Exercise task >> Print all of the lines exactly. Any picture among them stays out.

Provided information >>

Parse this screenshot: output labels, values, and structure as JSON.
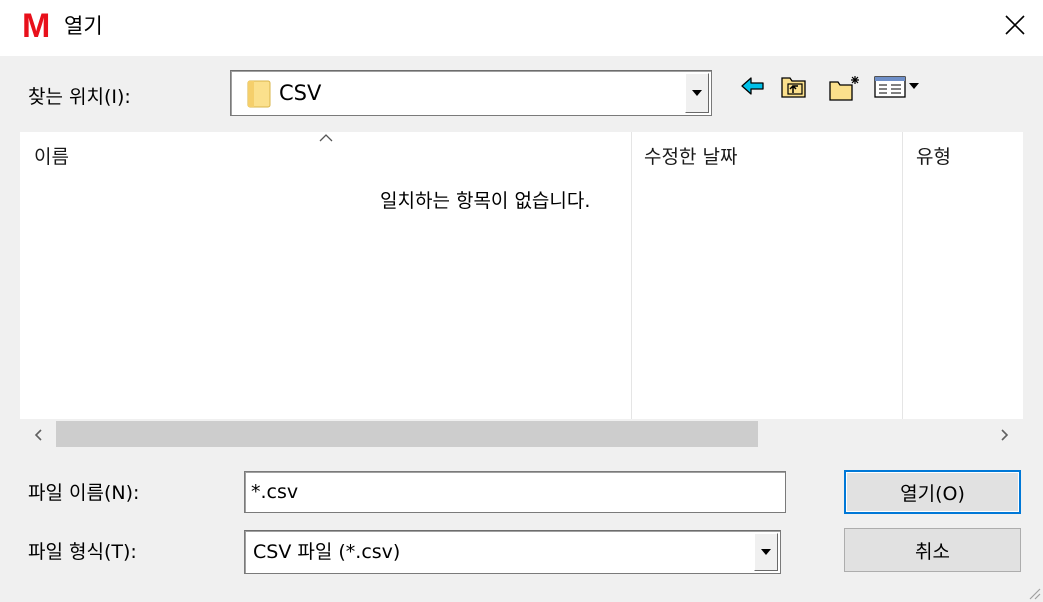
{
  "window": {
    "app_logo": "M",
    "title": "열기",
    "close_icon": "close-icon"
  },
  "location": {
    "label": "찾는 위치(I):",
    "value": "CSV",
    "icon": "folder-icon"
  },
  "toolbar": {
    "icons": [
      "back-arrow-icon",
      "up-folder-icon",
      "new-folder-icon",
      "view-menu-icon"
    ]
  },
  "file_list": {
    "columns": [
      "이름",
      "수정한 날짜",
      "유형"
    ],
    "empty_message": "일치하는 항목이 없습니다."
  },
  "filename": {
    "label": "파일 이름(N):",
    "value": "*.csv"
  },
  "filetype": {
    "label": "파일 형식(T):",
    "value": "CSV 파일 (*.csv)"
  },
  "buttons": {
    "open": "열기(O)",
    "cancel": "취소"
  },
  "colors": {
    "logo": "#e8101b",
    "focus_border": "#0078d7",
    "arrow_cyan": "#00c0e8",
    "folder_yellow": "#fbe08c"
  }
}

Reply >>
Parse this screenshot: output labels, values, and structure as JSON.
{
  "window": {
    "app_logo": "M",
    "title": "열기",
    "close_icon": "close-icon"
  },
  "location": {
    "label": "찾는 위치(I):",
    "value": "CSV",
    "icon": "folder-icon"
  },
  "toolbar": {
    "icons": [
      "back-arrow-icon",
      "up-folder-icon",
      "new-folder-icon",
      "view-menu-icon"
    ]
  },
  "file_list": {
    "columns": [
      "이름",
      "수정한 날짜",
      "유형"
    ],
    "empty_message": "일치하는 항목이 없습니다."
  },
  "filename": {
    "label": "파일 이름(N):",
    "value": "*.csv"
  },
  "filetype": {
    "label": "파일 형식(T):",
    "value": "CSV 파일 (*.csv)"
  },
  "buttons": {
    "open": "열기(O)",
    "cancel": "취소"
  },
  "colors": {
    "logo": "#e8101b",
    "focus_border": "#0078d7",
    "arrow_cyan": "#00c0e8",
    "folder_yellow": "#fbe08c"
  }
}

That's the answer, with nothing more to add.